RECORDS SUPPLIED:
———

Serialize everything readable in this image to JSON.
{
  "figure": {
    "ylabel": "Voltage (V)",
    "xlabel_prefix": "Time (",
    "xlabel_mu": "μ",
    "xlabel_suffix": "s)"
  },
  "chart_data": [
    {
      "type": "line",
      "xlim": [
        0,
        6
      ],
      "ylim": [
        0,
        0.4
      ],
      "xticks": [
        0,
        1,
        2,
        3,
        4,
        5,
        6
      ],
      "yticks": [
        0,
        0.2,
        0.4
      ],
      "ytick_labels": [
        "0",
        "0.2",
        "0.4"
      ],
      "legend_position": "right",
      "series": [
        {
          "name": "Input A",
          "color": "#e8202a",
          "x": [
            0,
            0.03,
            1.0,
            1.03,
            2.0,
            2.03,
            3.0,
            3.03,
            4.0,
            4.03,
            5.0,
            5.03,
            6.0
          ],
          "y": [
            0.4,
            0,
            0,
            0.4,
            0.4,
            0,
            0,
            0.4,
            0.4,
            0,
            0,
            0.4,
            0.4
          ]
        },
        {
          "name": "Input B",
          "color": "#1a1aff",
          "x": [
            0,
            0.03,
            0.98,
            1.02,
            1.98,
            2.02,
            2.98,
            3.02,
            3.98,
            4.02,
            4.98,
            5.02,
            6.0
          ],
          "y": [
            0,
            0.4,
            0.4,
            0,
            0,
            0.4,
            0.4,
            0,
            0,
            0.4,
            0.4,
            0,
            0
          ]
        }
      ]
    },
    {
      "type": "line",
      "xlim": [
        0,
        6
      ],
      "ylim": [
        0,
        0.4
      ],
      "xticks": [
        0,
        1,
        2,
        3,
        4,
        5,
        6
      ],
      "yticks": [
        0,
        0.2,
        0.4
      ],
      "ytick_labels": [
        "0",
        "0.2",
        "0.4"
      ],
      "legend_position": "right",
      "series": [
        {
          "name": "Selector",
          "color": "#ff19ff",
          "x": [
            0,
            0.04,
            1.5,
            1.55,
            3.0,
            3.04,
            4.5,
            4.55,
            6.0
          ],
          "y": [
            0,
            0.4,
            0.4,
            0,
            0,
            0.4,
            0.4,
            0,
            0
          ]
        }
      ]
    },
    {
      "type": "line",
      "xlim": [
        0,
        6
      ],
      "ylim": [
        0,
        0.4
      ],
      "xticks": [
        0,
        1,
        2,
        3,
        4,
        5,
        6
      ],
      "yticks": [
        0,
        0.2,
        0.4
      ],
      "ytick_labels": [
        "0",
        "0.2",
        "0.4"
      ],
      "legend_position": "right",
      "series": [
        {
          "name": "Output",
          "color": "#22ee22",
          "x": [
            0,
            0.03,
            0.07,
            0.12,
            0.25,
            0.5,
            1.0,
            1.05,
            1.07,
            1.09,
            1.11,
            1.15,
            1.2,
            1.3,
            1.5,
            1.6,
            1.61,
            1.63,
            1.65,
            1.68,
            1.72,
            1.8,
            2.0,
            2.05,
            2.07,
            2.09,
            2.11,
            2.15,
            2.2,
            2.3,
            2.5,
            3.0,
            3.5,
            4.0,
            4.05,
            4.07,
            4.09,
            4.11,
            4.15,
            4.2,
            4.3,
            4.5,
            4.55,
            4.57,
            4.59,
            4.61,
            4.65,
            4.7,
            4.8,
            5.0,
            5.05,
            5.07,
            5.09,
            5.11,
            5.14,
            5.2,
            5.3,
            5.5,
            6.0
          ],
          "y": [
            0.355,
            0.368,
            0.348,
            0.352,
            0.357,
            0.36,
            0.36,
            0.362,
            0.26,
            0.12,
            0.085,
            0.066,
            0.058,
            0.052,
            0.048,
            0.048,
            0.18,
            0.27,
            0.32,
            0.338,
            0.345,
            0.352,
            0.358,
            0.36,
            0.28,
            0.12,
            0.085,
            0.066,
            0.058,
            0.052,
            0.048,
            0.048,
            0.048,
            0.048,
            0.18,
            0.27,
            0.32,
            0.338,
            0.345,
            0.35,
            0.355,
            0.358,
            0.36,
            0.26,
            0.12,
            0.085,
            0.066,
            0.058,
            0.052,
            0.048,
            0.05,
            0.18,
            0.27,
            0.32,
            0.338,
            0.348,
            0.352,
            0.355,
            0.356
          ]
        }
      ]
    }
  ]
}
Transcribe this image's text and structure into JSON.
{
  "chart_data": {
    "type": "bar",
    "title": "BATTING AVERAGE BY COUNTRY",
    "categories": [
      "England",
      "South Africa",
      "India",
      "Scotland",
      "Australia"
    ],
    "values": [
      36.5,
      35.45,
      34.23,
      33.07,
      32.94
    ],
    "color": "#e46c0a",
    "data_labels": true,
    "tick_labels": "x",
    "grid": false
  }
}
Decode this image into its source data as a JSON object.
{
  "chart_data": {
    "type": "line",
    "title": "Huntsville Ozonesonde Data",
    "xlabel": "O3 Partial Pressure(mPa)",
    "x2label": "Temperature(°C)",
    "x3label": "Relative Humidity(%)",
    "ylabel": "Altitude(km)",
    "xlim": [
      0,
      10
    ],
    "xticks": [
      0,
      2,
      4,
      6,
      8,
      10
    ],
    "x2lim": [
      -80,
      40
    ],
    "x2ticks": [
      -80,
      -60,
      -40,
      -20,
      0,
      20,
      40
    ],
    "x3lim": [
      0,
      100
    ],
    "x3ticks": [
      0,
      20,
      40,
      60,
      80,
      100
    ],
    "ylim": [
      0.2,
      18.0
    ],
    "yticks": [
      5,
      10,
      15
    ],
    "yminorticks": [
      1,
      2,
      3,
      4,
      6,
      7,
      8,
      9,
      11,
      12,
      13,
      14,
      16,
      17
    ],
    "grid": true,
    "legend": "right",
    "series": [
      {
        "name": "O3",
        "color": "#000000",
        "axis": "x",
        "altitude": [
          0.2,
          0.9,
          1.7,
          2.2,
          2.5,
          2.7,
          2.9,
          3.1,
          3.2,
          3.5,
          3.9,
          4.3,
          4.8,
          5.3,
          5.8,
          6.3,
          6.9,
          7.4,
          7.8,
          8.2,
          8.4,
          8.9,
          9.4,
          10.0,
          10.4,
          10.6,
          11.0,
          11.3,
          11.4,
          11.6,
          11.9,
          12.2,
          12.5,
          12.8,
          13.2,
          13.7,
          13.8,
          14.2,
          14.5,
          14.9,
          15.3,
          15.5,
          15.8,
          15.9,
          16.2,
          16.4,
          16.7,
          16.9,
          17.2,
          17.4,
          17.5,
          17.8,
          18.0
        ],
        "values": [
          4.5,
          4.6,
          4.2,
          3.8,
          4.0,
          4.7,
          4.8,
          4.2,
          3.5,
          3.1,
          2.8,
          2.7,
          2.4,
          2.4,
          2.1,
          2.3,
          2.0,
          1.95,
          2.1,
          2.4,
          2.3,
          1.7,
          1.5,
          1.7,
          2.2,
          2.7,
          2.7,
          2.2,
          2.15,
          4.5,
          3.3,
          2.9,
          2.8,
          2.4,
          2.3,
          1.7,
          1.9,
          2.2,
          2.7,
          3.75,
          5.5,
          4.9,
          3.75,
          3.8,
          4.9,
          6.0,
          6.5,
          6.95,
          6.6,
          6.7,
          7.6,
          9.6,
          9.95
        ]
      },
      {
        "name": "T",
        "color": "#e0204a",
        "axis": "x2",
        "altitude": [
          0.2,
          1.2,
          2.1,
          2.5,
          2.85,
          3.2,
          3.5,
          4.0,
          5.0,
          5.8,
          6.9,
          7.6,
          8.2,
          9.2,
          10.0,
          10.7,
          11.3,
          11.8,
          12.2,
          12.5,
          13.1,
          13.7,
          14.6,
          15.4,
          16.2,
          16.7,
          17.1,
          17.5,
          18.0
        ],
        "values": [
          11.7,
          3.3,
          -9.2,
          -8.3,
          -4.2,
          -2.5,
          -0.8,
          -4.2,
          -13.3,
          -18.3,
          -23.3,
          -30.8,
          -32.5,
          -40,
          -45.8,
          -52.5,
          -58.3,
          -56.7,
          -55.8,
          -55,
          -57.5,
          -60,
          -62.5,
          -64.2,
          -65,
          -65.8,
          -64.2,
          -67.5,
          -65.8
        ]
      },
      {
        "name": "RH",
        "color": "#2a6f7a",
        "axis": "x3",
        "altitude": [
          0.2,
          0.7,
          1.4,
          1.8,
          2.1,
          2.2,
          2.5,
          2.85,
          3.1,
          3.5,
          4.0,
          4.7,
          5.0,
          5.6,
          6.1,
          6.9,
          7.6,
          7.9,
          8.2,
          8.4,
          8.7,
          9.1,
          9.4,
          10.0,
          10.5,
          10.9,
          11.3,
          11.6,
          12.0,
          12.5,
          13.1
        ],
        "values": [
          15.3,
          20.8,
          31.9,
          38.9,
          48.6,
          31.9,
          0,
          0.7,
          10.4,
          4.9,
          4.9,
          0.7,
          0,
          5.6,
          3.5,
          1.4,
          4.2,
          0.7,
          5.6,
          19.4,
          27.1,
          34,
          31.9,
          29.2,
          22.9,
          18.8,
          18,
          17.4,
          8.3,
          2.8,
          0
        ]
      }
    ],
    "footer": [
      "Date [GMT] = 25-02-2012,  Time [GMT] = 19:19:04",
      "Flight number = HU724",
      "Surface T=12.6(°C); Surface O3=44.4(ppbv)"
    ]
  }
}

———

Copy out every line of the material above that mentions the word "JSON".

EXERCISE SOLUTION:
Serialize everything readable in this image to JSON.
Transcribe this image's text and structure into JSON.
Decode this image into its source data as a JSON object.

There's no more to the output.